━━━ LISTING

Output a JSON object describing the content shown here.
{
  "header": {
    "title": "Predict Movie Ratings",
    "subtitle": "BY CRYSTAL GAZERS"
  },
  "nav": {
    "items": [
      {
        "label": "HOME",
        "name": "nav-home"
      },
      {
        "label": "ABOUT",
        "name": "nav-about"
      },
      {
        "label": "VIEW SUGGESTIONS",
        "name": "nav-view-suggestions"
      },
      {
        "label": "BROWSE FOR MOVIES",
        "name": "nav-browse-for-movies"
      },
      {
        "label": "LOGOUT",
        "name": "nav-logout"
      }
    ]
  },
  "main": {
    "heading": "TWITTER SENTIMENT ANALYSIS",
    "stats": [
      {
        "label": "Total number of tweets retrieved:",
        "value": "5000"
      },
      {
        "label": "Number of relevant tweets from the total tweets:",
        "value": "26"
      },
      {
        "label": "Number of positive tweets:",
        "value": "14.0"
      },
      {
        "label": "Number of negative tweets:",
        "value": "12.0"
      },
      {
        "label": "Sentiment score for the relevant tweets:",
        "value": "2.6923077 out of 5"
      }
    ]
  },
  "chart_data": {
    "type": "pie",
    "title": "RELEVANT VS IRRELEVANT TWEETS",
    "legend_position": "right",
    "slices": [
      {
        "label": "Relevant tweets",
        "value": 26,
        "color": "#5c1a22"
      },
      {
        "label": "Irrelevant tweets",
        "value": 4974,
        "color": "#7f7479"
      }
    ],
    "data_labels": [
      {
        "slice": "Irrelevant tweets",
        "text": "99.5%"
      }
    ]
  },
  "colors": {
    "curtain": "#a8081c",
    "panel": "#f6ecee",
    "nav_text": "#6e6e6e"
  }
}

━━━━━━
━━━ LISTING

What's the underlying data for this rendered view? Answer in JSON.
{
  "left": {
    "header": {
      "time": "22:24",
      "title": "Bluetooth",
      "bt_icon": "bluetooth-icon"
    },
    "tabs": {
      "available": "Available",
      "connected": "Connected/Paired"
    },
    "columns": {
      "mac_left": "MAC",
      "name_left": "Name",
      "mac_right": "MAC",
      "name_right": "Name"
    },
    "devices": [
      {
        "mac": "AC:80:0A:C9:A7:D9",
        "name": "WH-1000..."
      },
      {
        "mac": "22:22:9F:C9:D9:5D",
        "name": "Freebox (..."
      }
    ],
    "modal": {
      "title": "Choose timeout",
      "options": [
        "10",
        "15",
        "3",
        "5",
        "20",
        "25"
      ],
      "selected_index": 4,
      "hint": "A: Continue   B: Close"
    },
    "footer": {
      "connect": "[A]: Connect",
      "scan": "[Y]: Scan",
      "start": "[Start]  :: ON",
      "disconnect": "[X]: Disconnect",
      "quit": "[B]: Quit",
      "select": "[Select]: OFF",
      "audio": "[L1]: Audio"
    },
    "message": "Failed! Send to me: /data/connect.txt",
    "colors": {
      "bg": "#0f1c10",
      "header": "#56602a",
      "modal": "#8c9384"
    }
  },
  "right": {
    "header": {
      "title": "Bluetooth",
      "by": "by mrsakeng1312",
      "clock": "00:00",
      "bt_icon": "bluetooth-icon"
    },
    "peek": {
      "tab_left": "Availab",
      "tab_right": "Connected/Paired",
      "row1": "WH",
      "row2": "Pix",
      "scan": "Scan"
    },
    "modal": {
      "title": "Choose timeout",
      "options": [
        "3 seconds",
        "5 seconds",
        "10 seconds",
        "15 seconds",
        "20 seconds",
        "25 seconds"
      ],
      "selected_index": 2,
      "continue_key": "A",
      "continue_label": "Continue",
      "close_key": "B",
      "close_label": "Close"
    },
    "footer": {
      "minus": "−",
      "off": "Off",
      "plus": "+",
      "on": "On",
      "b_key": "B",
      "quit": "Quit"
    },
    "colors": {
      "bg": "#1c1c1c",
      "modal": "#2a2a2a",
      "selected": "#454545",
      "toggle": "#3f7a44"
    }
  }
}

━━━━━━

From the listing above, copy out each line where the word "Connected" appears.

      "connected": "Connected/Paired"
      "tab_right": "Connected/Paired",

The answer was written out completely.